■ DIRECTIVE ■
Repeat the material exactly as it appears.

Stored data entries
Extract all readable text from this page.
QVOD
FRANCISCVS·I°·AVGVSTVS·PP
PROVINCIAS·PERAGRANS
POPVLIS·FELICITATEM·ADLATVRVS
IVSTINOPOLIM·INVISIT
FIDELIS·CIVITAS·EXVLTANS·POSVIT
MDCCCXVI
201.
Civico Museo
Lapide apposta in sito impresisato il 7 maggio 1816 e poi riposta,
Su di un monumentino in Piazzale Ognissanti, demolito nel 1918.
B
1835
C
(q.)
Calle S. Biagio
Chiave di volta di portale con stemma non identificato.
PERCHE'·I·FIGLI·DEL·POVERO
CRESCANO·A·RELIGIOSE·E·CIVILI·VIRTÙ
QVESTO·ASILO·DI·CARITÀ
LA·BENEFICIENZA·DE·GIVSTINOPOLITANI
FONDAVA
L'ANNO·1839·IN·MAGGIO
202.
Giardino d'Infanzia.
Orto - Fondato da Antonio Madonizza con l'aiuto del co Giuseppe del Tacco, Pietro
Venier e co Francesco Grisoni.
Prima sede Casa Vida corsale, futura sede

■ FINAL ANSWER ■
Extract all readable text from this page.
QVOD
FRANCISCVS·I°·AVGVSTVS·PP
PROVINCIAS·PERAGRANS
POPVLIS·FELICITATEM·ADLATVRVS
IVSTINOPOLIM·INVISIT
FIDELIS·CIVITAS·EXVLTANS·POSVIT
MDCCCXVI
201.
Civico Museo
Lapide apposta in sito impresisato il 7 maggio 1816 e poi riposta,
Su di un monumentino in Piazzale Ognissanti, demolito nel 1918.
B
1835
C
(q.)
Calle S. Biagio
Chiave di volta di portale con stemma non identificato.
PERCHE'·I·FIGLI·DEL·POVERO
CRESCANO·A·RELIGIOSE·E·CIVILI·VIRTÙ
QVESTO·ASILO·DI·CARITÀ
LA·BENEFICIENZA·DE·GIVSTINOPOLITANI
FONDAVA
L'ANNO·1839·IN·MAGGIO
202.
Giardino d'Infanzia.
Orto - Fondato da Antonio Madonizza con l'aiuto del co Giuseppe del Tacco, Pietro
Venier e co Francesco Grisoni.
Prima sede Casa Vida corsale, futura sede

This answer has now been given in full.